TASK STATEMENT -
Go through the records and show each line where the word "vice" occurs.

DATA SUPPLIED -

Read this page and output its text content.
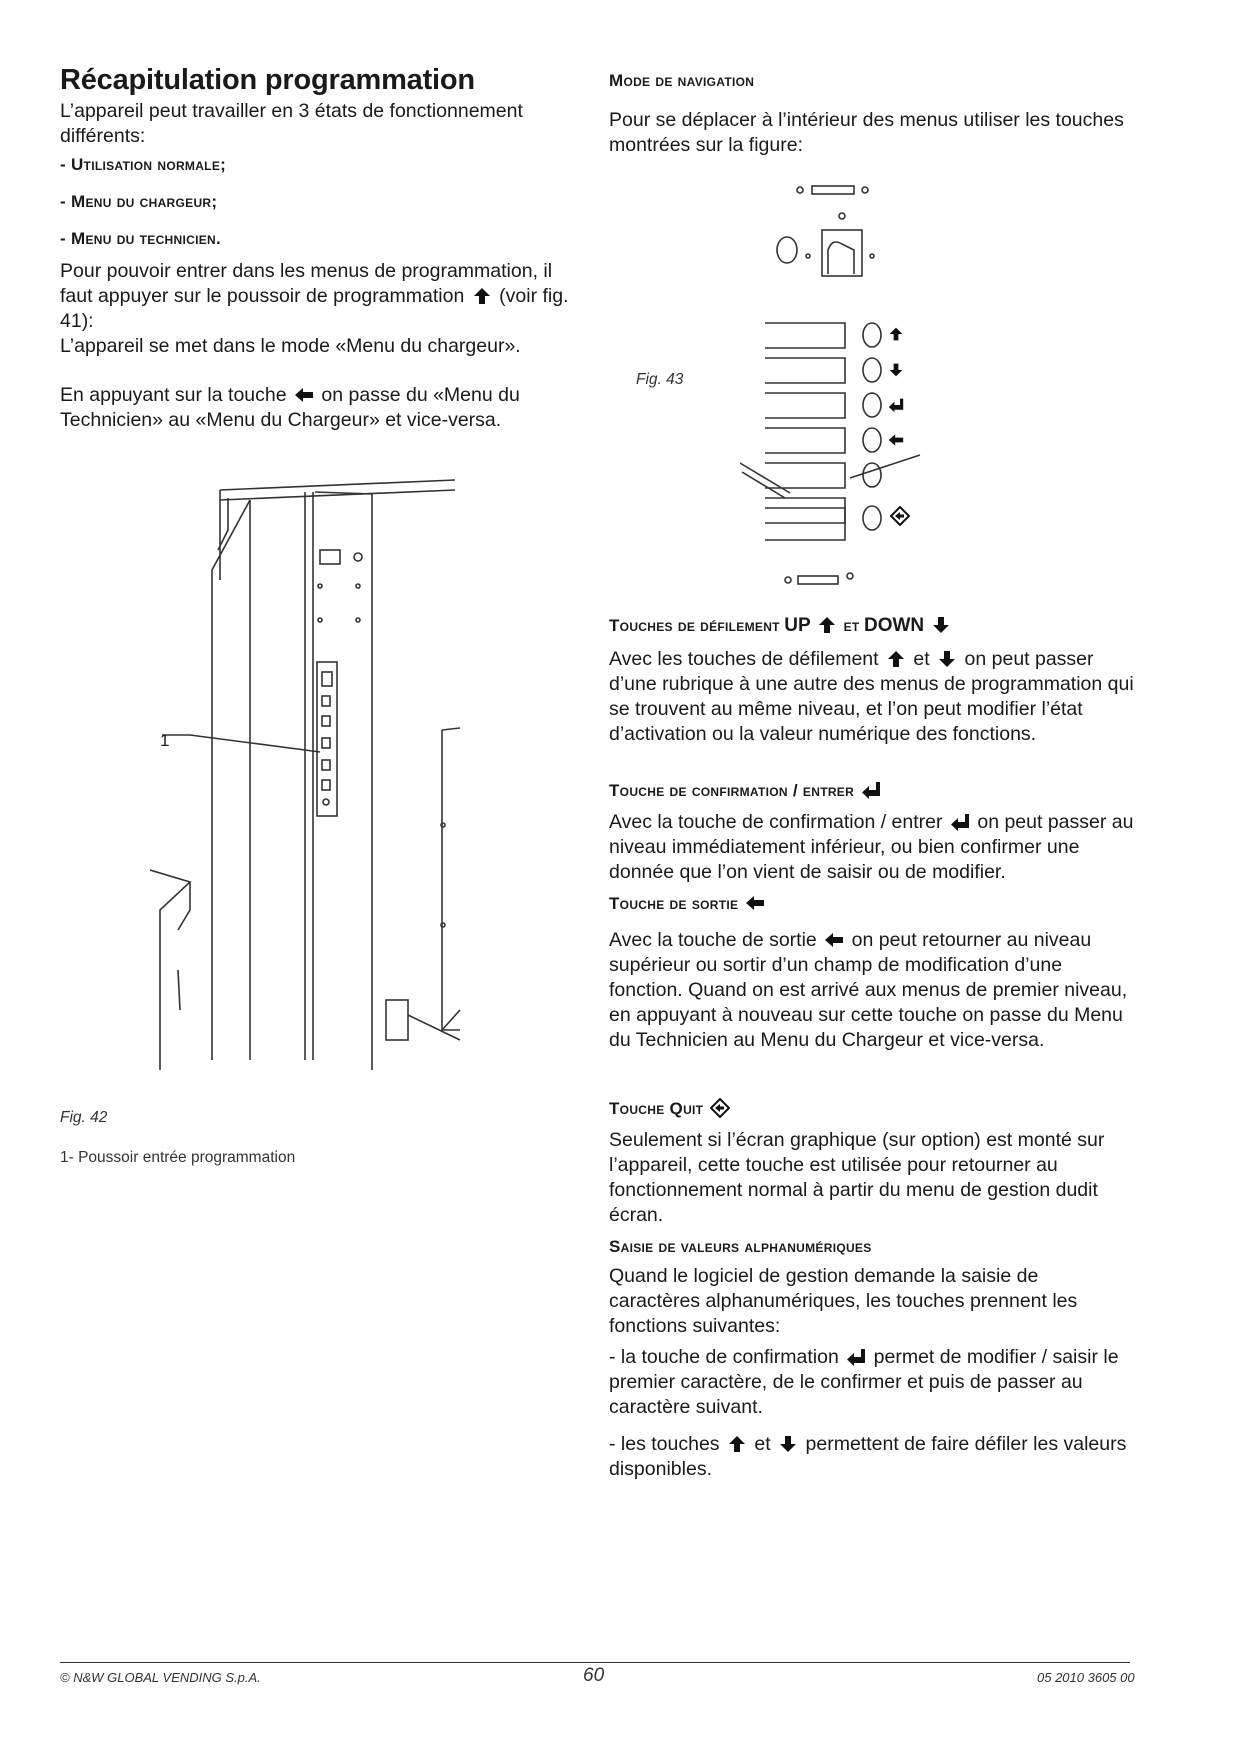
Récapitulation programmation

L’appareil peut travailler en 3 états de fonctionnement différents:

- Utilisation normale;
- Menu du chargeur;
- Menu du technicien.

Pour pouvoir entrer dans les menus de programmation, il faut appuyer sur le poussoir de programmation (voir fig. 41):
L’appareil se met dans le mode «Menu du chargeur».

En appuyant sur la touche on passe du «Menu du Technicien» au «Menu du Chargeur» et vice-versa.

1
Fig. 42
1- Poussoir entrée programmation
Mode de navigation

Pour se déplacer à l’intérieur des menus utiliser les touches montrées sur la figure:

Fig. 43
Touches de défilement UP et DOWN

Avec les touches de défilement et on peut passer d’une rubrique à une autre des menus de programmation qui se trouvent au même niveau, et l’on peut modifier l’état d’activation ou la valeur numérique des fonctions.

Touche de confirmation / entrer

Avec la touche de confirmation / entrer on peut passer au niveau immédiatement inférieur, ou bien confirmer une donnée que l’on vient de saisir ou de modifier.

Touche de sortie

Avec la touche de sortie on peut retourner au niveau supérieur ou sortir d’un champ de modification d’une fonction. Quand on est arrivé aux menus de premier niveau, en appuyant à nouveau sur cette touche on passe du Menu du Technicien au Menu du Chargeur et vice-versa.

Touche Quit

Seulement si l’écran graphique (sur option) est monté sur l’appareil, cette touche est utilisée pour retourner au fonctionnement normal à partir du menu de gestion dudit écran.

Saisie de valeurs alphanumériques

Quand le logiciel de gestion demande la saisie de caractères alphanumériques, les touches prennent les fonctions suivantes:

- la touche de confirmation permet de modifier / saisir le premier caractère, de le confirmer et puis de passer au caractère suivant.

- les touches et permettent de faire défiler les valeurs disponibles.

© N&W GLOBAL VENDING S.p.A.	60	05 2010 3605 00
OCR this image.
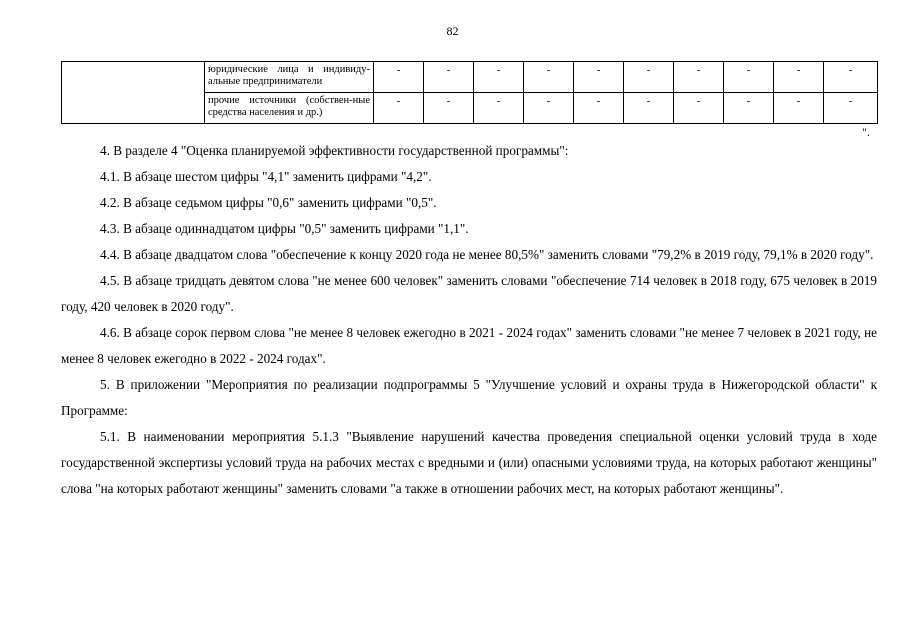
82
	юридические лица и индивиду-альные предприниматели	-	-	-	-	-	-	-	-	-	-
	прочие источники (собствен-ные средства населения и др.)	-	-	-	-	-	-	-	-	-	-
".

4. В разделе 4 "Оценка планируемой эффективности государственной программы":

4.1. В абзаце шестом цифры "4,1" заменить цифрами "4,2".

4.2. В абзаце седьмом цифры "0,6" заменить цифрами "0,5".

4.3. В абзаце одиннадцатом цифры "0,5" заменить цифрами "1,1".

4.4. В абзаце двадцатом слова "обеспечение к концу 2020 года не менее 80,5%" заменить словами "79,2% в 2019 году, 79,1% в 2020 году".

4.5. В абзаце тридцать девятом слова "не менее 600 человек" заменить словами "обеспечение 714 человек в 2018 году, 675 человек в 2019 году, 420 человек в 2020 году".

4.6. В абзаце сорок первом слова "не менее 8 человек ежегодно в 2021 - 2024 годах" заменить словами "не менее 7 человек в 2021 году, не менее 8 человек ежегодно в 2022 - 2024 годах".

5. В приложении "Мероприятия по реализации подпрограммы 5 "Улучшение условий и охраны труда в Нижегородской области" к Программе:

5.1. В наименовании мероприятия 5.1.3 "Выявление нарушений качества проведения специальной оценки условий труда в ходе государственной экспертизы условий труда на рабочих местах с вредными и (или) опасными условиями труда, на которых работают женщины" слова "на которых работают женщины" заменить словами "а также в отношении рабочих мест, на которых работают женщины".
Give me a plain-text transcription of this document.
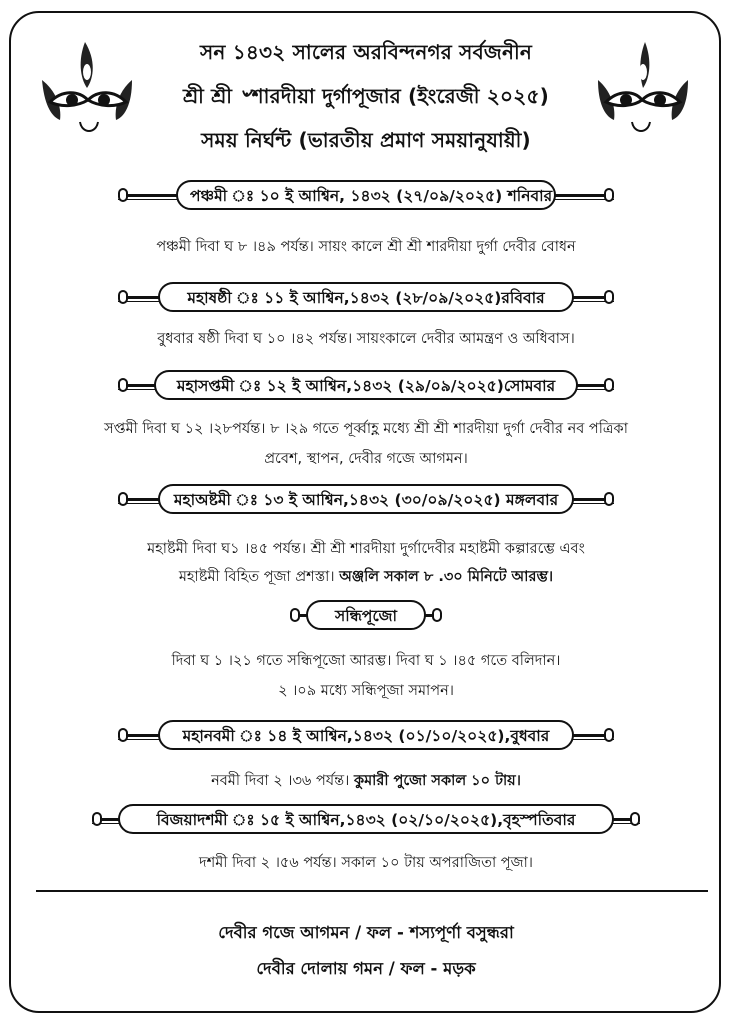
সন ১৪৩২ সালের অরবিন্দনগর সর্বজনীন
শ্রী শ্রী ৺শারদীয়া দুর্গাপূজার (ইংরেজী ২০২৫)
সময় নির্ঘন্ট (ভারতীয় প্রমাণ সময়ানুযায়ী)
পঞ্চমী ঃ ১০ ই আশ্বিন, ১৪৩২ (২৭/০৯/২০২৫) শনিবার
পঞ্চমী দিবা ঘ ৮ ।৪৯ পর্যন্ত। সায়ং কালে শ্রী শ্রী শারদীয়া দুর্গা দেবীর বোধন
মহাষষ্ঠী ঃ ১১ ই আশ্বিন,১৪৩২ (২৮/০৯/২০২৫)রবিবার
বুধবার ষষ্ঠী দিবা ঘ ১০ ।৪২ পর্যন্ত। সায়ংকালে দেবীর আমন্ত্রণ ও অধিবাস।
মহাসপ্তমী ঃ ১২ ই আশ্বিন,১৪৩২ (২৯/০৯/২০২৫)সোমবার
সপ্তমী দিবা ঘ ১২ ।২৮পর্যন্ত। ৮ ।২৯ গতে পূর্ব্বাহ্ণ মধ্যে শ্রী শ্রী শারদীয়া দুর্গা দেবীর নব পত্রিকা
প্রবেশ, স্থাপন, দেবীর গজে আগমন।
মহাঅষ্টমী ঃ ১৩ ই আশ্বিন,১৪৩২ (৩০/০৯/২০২৫) মঙ্গলবার
মহাষ্টমী দিবা ঘ১ ।৪৫ পর্যন্ত। শ্রী শ্রী শারদীয়া দুর্গাদেবীর মহাষ্টমী কল্পারম্ভে এবং
মহাষ্টমী বিহিত পূজা প্রশস্তা। অঞ্জলি সকাল ৮ .৩০ মিনিটে আরম্ভ।
সন্ধিপূজো
দিবা ঘ ১ ।২১ গতে সন্ধিপূজো আরম্ভ। দিবা ঘ ১ ।৪৫ গতে বলিদান।
২ ।০৯ মধ্যে সন্ধিপূজা সমাপন।
মহানবমী ঃ ১৪ ই আশ্বিন,১৪৩২ (০১/১০/২০২৫),বুধবার
নবমী দিবা ২ ।৩৬ পর্যন্ত। কুমারী পুজো সকাল ১০ টায়।
বিজয়াদশমী ঃ ১৫ ই আশ্বিন,১৪৩২ (০২/১০/২০২৫),বৃহস্পতিবার
দশমী দিবা ২ ।৫৬ পর্যন্ত। সকাল ১০ টায় অপরাজিতা পূজা।
দেবীর গজে আগমন / ফল - শস্যপূর্ণা বসুন্ধরা
দেবীর দোলায় গমন / ফল - মড়ক
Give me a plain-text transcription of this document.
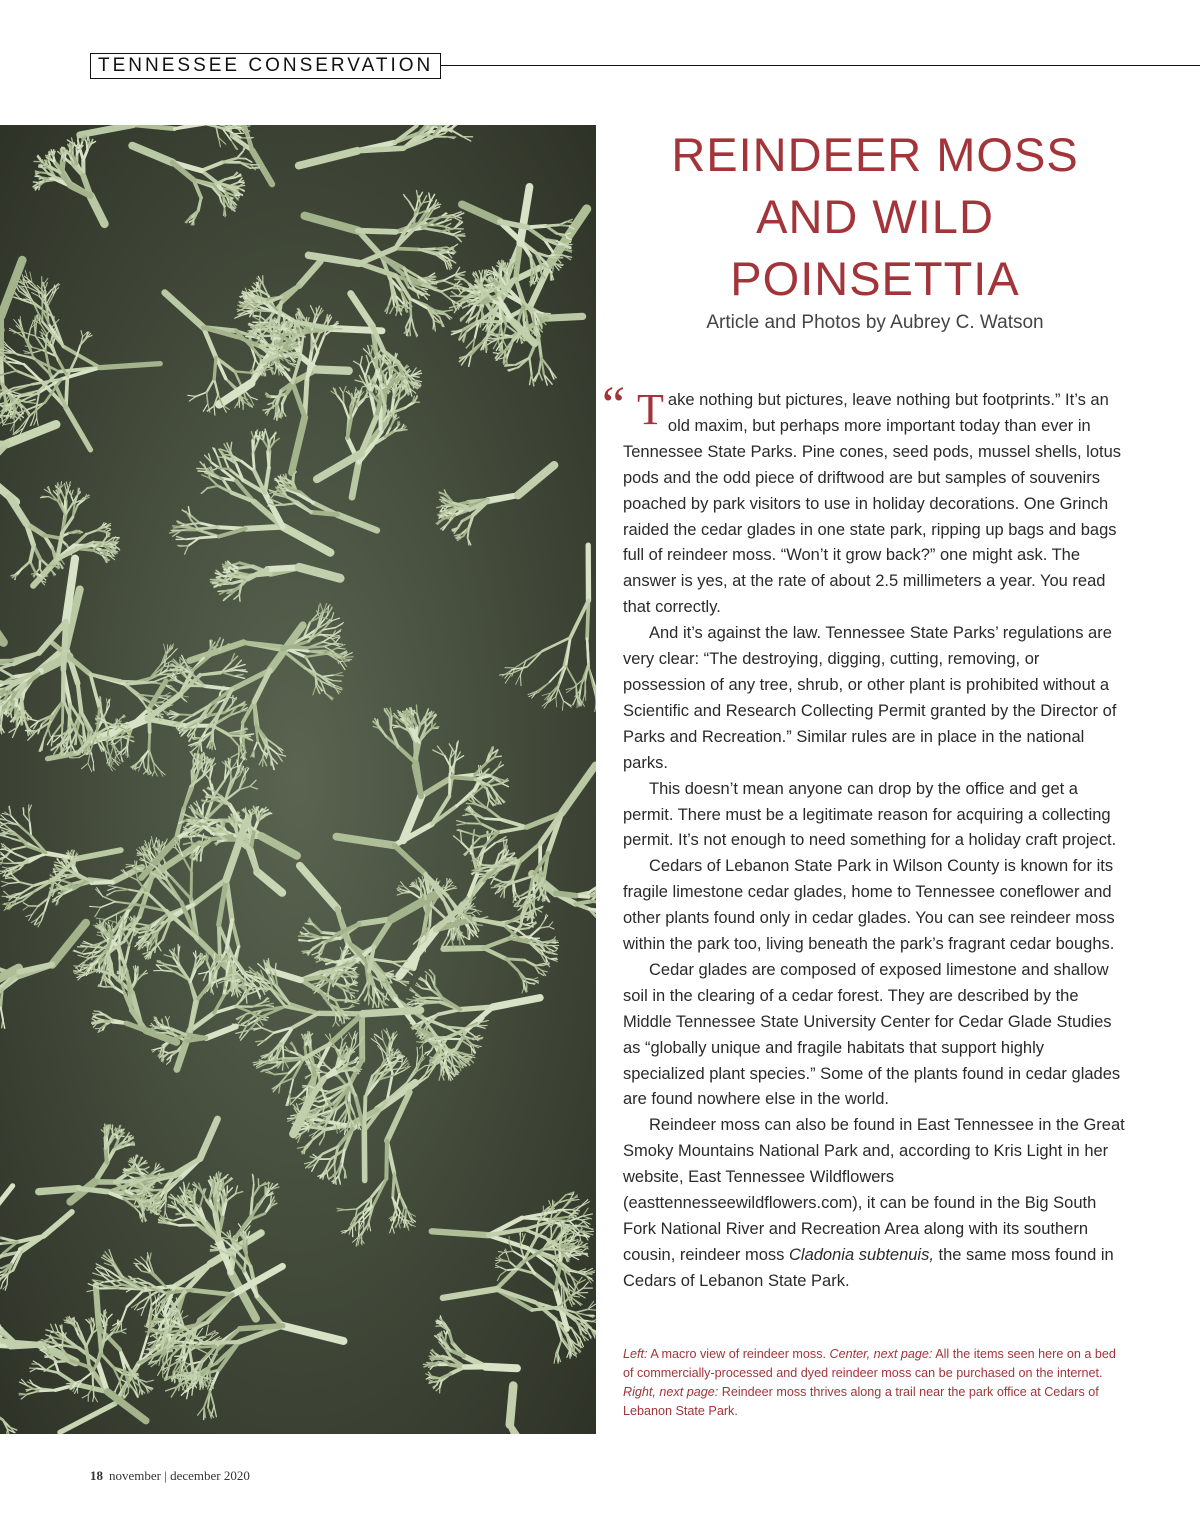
TENNESSEE CONSERVATION
REINDEER MOSS
AND WILD
POINSETTIA

Article and Photos by Aubrey C. Watson

“ T ake nothing but pictures, leave nothing but footprints.” It’s an old maxim, but perhaps more important today than ever in Tennessee State Parks. Pine cones, seed pods, mussel shells, lotus pods and the odd piece of driftwood are but samples of souvenirs poached by park visitors to use in holiday decorations. One Grinch raided the cedar glades in one state park, ripping up bags and bags full of reindeer moss. “Won’t it grow back?” one might ask. The answer is yes, at the rate of about 2.5 millimeters a year. You read that correctly.

And it’s against the law. Tennessee State Parks’ regulations are very clear: “The destroying, digging, cutting, removing, or possession of any tree, shrub, or other plant is prohibited without a Scientific and Research Collecting Permit granted by the Director of Parks and Recreation.” Similar rules are in place in the national parks.

This doesn’t mean anyone can drop by the office and get a permit. There must be a legitimate reason for acquiring a collecting permit. It’s not enough to need something for a holiday craft project.

Cedars of Lebanon State Park in Wilson County is known for its fragile limestone cedar glades, home to Tennessee coneflower and other plants found only in cedar glades. You can see reindeer moss within the park too, living beneath the park’s fragrant cedar boughs.

Cedar glades are composed of exposed limestone and shallow soil in the clearing of a cedar forest. They are described by the Middle Tennessee State University Center for Cedar Glade Studies as “globally unique and fragile habitats that support highly specialized plant species.” Some of the plants found in cedar glades are found nowhere else in the world.

Reindeer moss can also be found in East Tennessee in the Great Smoky Mountains National Park and, according to Kris Light in her website, East Tennessee Wildflowers (easttennesseewildflowers.com), it can be found in the Big South Fork National River and Recreation Area along with its southern cousin, reindeer moss Cladonia subtenuis, the same moss found in Cedars of Lebanon State Park.

Left: A macro view of reindeer moss. Center, next page: All the items seen here on a bed of commercially-processed and dyed reindeer moss can be purchased on the internet. Right, next page: Reindeer moss thrives along a trail near the park office at Cedars of Lebanon State Park.

18 november | december 2020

TASK ANSWER -
En appuyant sur la touche on passe du «Menu du Technicien» au «Menu du Chargeur» et vice-versa.
Avec la touche de sortie on peut retourner au niveau supérieur ou sortir d’un champ de modification d’une fonction. Quand on est arrivé aux menus de premier niveau, en appuyant à nouveau sur cette touche on passe du Menu du Technicien au Menu du Chargeur et vice-versa.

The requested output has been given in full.